» **Requirements**: Answer with one number: how many lines hold the string "Output".
--- Begin ---
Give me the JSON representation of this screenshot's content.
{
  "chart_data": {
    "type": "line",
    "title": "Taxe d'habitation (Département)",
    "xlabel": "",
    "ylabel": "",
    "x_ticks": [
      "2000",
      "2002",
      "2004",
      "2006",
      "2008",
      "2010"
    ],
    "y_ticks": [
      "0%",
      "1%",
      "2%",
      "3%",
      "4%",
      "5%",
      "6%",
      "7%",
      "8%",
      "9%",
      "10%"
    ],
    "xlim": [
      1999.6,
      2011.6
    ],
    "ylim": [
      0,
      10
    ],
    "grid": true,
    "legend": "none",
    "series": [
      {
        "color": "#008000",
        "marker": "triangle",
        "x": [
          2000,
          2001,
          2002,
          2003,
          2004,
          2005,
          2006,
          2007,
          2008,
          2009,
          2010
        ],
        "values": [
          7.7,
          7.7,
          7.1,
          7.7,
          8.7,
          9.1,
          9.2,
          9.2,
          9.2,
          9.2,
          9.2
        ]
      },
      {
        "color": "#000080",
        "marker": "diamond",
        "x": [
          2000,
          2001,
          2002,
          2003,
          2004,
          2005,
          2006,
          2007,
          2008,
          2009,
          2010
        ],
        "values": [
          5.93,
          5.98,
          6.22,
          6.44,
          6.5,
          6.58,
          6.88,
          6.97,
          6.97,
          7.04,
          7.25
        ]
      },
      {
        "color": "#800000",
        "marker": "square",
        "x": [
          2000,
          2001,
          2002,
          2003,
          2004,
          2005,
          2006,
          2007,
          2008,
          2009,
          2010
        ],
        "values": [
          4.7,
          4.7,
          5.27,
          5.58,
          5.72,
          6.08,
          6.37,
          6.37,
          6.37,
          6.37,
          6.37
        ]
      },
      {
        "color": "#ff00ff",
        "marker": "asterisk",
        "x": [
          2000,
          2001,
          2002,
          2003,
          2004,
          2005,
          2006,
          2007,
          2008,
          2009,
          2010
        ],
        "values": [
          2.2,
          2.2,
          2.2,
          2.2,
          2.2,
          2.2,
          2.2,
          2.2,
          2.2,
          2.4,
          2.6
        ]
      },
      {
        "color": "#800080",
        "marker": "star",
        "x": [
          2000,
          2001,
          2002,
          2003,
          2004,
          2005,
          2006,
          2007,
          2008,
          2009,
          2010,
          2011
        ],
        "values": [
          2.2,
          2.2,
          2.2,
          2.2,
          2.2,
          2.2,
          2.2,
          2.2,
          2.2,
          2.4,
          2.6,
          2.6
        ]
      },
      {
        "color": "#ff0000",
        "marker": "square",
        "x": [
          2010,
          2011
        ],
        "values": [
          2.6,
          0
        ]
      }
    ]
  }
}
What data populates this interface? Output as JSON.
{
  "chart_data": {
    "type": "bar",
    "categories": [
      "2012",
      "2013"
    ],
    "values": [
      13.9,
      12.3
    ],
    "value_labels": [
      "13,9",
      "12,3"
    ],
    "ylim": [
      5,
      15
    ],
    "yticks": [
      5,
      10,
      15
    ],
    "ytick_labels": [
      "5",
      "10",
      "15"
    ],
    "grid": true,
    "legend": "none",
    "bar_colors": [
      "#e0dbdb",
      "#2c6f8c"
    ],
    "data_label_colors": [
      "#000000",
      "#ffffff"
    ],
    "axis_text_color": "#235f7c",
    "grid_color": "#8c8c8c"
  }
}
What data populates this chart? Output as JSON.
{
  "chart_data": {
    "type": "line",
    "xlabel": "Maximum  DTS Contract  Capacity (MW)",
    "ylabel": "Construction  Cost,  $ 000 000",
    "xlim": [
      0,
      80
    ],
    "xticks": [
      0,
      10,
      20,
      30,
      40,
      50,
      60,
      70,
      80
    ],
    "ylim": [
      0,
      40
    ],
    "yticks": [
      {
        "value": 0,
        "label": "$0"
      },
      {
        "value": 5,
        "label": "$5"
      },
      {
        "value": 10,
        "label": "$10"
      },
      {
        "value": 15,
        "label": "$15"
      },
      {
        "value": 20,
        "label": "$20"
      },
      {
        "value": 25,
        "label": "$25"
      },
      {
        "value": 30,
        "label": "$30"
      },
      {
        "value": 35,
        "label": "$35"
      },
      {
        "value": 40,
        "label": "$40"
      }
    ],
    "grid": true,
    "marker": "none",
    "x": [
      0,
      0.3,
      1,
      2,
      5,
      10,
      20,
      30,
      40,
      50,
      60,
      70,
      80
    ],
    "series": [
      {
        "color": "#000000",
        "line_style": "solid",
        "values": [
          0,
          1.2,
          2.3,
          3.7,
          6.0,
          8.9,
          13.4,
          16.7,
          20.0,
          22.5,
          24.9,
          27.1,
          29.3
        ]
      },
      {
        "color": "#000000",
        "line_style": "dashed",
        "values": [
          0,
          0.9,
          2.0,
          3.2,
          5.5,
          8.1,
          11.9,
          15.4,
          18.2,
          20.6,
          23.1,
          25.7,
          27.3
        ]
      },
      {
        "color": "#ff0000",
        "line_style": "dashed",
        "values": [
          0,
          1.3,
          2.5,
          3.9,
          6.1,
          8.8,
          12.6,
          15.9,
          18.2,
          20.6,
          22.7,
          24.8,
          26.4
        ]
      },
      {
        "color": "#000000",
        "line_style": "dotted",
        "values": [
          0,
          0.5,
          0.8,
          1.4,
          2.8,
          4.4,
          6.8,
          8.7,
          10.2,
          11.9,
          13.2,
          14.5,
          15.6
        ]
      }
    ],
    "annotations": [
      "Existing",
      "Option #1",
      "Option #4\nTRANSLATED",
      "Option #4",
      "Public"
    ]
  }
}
--- End ---
» **Solution for this task**: 2